- [WORK INSTRUCTIONS]
Update the lines from the first one through the line containing "text-line: 市场监督管理部门在查处大型游乐设施使用单位违法 [180,1243,1020,1301]" by replacing "考核" with "考评" wherever it appears, leaving everything else unchanged.

EXCERPTED DATA start

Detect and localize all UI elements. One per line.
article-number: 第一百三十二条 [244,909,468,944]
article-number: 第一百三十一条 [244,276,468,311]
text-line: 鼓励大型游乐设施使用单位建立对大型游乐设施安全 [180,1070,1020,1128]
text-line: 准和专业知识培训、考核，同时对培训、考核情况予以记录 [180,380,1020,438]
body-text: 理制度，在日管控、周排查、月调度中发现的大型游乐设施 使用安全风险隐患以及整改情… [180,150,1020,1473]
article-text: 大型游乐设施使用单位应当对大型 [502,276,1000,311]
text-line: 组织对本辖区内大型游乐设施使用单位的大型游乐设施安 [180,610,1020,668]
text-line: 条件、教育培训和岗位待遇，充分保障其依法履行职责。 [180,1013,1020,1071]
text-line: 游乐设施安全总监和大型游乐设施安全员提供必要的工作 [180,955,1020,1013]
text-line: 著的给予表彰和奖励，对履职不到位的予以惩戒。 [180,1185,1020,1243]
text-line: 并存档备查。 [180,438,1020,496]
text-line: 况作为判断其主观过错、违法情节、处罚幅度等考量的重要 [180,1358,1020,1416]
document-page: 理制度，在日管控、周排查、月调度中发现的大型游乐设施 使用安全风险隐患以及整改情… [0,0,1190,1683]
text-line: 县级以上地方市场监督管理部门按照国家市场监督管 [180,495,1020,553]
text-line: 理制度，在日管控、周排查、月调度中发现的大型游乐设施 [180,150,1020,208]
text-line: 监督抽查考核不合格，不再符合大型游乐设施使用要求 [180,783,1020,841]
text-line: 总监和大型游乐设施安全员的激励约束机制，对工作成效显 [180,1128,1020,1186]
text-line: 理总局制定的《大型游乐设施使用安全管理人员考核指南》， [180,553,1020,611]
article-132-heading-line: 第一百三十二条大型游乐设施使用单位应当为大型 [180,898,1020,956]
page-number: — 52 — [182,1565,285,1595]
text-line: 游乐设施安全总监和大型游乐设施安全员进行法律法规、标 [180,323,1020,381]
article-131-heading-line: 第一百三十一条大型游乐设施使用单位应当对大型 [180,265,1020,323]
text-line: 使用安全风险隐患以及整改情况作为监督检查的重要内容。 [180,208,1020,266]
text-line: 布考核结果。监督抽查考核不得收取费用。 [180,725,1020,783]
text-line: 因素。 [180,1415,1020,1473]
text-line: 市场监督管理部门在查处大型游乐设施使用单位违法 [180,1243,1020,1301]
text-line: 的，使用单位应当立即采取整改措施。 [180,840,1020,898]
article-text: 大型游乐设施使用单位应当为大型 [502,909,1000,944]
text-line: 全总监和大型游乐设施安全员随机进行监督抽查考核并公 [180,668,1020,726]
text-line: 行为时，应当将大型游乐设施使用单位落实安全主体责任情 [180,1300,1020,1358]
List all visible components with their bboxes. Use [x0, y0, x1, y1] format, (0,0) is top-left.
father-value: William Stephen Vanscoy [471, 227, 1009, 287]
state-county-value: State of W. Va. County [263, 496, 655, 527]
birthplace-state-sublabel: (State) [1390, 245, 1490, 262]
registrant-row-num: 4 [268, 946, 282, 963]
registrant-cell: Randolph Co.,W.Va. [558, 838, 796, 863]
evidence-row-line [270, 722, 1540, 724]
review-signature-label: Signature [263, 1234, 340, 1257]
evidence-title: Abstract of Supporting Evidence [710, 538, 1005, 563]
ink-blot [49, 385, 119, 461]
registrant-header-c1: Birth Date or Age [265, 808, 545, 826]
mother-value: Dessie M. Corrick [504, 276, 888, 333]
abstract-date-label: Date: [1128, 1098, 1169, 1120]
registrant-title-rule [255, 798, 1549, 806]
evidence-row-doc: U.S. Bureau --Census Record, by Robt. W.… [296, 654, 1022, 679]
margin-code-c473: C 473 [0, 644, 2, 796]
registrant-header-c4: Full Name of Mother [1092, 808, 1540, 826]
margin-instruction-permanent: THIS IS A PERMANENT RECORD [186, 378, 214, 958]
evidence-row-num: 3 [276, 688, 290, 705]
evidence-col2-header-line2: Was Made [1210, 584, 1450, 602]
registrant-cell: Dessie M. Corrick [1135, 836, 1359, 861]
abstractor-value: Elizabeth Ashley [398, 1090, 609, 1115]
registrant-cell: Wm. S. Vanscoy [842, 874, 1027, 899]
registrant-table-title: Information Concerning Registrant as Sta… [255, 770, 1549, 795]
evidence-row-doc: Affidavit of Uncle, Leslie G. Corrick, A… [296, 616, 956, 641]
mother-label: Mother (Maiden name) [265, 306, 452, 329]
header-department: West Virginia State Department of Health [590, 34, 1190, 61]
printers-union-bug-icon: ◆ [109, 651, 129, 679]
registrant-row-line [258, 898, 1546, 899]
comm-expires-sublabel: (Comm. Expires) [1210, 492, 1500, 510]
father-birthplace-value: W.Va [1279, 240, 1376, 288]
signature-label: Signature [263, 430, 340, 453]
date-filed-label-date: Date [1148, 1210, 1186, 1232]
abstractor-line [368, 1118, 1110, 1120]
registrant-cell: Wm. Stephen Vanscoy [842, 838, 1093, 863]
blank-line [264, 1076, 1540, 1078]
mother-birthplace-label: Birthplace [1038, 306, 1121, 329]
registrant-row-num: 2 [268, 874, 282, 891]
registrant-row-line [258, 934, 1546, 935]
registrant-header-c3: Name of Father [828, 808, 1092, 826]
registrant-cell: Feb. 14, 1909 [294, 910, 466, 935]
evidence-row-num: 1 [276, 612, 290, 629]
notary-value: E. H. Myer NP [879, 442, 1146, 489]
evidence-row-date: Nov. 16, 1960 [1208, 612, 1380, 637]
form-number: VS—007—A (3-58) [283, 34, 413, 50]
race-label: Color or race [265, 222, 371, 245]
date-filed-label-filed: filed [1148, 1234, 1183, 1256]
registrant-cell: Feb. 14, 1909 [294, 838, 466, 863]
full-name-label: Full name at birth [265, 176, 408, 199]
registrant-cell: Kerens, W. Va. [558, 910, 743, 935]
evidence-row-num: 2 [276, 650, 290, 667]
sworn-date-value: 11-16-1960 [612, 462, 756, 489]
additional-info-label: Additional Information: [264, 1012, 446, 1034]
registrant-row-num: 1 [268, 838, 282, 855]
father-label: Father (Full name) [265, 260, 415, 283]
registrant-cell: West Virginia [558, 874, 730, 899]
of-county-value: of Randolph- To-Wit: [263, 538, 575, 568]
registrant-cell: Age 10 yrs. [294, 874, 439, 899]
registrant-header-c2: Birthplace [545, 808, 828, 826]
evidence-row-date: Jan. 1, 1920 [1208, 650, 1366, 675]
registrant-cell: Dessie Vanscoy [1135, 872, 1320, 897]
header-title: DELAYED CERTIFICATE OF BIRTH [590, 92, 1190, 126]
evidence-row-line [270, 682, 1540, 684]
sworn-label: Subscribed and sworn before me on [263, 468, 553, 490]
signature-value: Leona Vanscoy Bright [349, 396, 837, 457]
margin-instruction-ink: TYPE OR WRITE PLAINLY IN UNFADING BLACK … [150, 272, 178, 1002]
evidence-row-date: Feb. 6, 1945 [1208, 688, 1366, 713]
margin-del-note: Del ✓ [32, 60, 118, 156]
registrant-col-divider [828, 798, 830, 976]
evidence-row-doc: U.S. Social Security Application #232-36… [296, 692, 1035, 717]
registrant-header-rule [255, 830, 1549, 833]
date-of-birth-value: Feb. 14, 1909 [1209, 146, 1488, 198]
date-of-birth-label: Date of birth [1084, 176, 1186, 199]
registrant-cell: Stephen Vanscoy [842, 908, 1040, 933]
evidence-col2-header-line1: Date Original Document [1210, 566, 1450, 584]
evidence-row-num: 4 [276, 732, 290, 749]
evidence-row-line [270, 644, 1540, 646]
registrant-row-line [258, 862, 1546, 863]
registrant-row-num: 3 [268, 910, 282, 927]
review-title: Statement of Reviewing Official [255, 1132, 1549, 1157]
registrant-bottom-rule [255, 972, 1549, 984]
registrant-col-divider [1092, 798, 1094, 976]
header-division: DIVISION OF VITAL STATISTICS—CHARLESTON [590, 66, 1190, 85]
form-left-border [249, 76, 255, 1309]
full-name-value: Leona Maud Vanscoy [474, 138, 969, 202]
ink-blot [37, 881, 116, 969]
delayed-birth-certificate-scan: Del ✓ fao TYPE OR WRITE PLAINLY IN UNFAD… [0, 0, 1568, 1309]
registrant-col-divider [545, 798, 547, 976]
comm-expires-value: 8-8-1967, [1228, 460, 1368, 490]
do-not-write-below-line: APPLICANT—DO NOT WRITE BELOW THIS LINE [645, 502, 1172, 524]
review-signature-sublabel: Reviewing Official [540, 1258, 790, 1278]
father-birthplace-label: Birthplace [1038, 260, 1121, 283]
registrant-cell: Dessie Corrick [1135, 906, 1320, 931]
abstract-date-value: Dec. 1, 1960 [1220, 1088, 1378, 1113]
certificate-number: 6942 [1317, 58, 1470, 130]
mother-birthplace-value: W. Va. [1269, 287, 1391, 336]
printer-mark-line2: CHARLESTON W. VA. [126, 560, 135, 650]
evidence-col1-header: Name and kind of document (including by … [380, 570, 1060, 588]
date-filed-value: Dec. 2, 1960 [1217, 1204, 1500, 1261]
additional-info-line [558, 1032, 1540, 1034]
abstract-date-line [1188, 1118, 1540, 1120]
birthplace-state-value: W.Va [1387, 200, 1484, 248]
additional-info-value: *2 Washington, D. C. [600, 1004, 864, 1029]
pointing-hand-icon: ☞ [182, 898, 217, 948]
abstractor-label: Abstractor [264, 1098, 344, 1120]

EXCERPTED DATA end

- [SOLUTION TO THE EXERCISE]
Detect and localize all UI elements. One per line.
article-number: 第一百三十二条 [244,909,468,944]
article-number: 第一百三十一条 [244,276,468,311]
text-line: 鼓励大型游乐设施使用单位建立对大型游乐设施安全 [180,1070,1020,1128]
text-line: 准和专业知识培训、考评，同时对培训、考评情况予以记录 [180,380,1020,438]
body-text: 理制度，在日管控、周排查、月调度中发现的大型游乐设施 使用安全风险隐患以及整改情… [180,150,1020,1473]
article-text: 大型游乐设施使用单位应当对大型 [502,276,1000,311]
text-line: 组织对本辖区内大型游乐设施使用单位的大型游乐设施安 [180,610,1020,668]
text-line: 条件、教育培训和岗位待遇，充分保障其依法履行职责。 [180,1013,1020,1071]
text-line: 游乐设施安全总监和大型游乐设施安全员提供必要的工作 [180,955,1020,1013]
text-line: 著的给予表彰和奖励，对履职不到位的予以惩戒。 [180,1185,1020,1243]
text-line: 并存档备查。 [180,438,1020,496]
text-line: 况作为判断其主观过错、违法情节、处罚幅度等考量的重要 [180,1358,1020,1416]
document-page: 理制度，在日管控、周排查、月调度中发现的大型游乐设施 使用安全风险隐患以及整改情… [0,0,1190,1683]
text-line: 县级以上地方市场监督管理部门按照国家市场监督管 [180,495,1020,553]
text-line: 理制度，在日管控、周排查、月调度中发现的大型游乐设施 [180,150,1020,208]
text-line: 监督抽查考评不合格，不再符合大型游乐设施使用要求 [180,783,1020,841]
text-line: 总监和大型游乐设施安全员的激励约束机制，对工作成效显 [180,1128,1020,1186]
text-line: 理总局制定的《大型游乐设施使用安全管理人员考评指南》， [180,553,1020,611]
article-132-heading-line: 第一百三十二条大型游乐设施使用单位应当为大型 [180,898,1020,956]
page-number: — 52 — [182,1565,285,1595]
text-line: 游乐设施安全总监和大型游乐设施安全员进行法律法规、标 [180,323,1020,381]
article-131-heading-line: 第一百三十一条大型游乐设施使用单位应当对大型 [180,265,1020,323]
text-line: 使用安全风险隐患以及整改情况作为监督检查的重要内容。 [180,208,1020,266]
text-line: 布考评结果。监督抽查考评不得收取费用。 [180,725,1020,783]
text-line: 因素。 [180,1415,1020,1473]
text-line: 市场监督管理部门在查处大型游乐设施使用单位违法 [180,1243,1020,1301]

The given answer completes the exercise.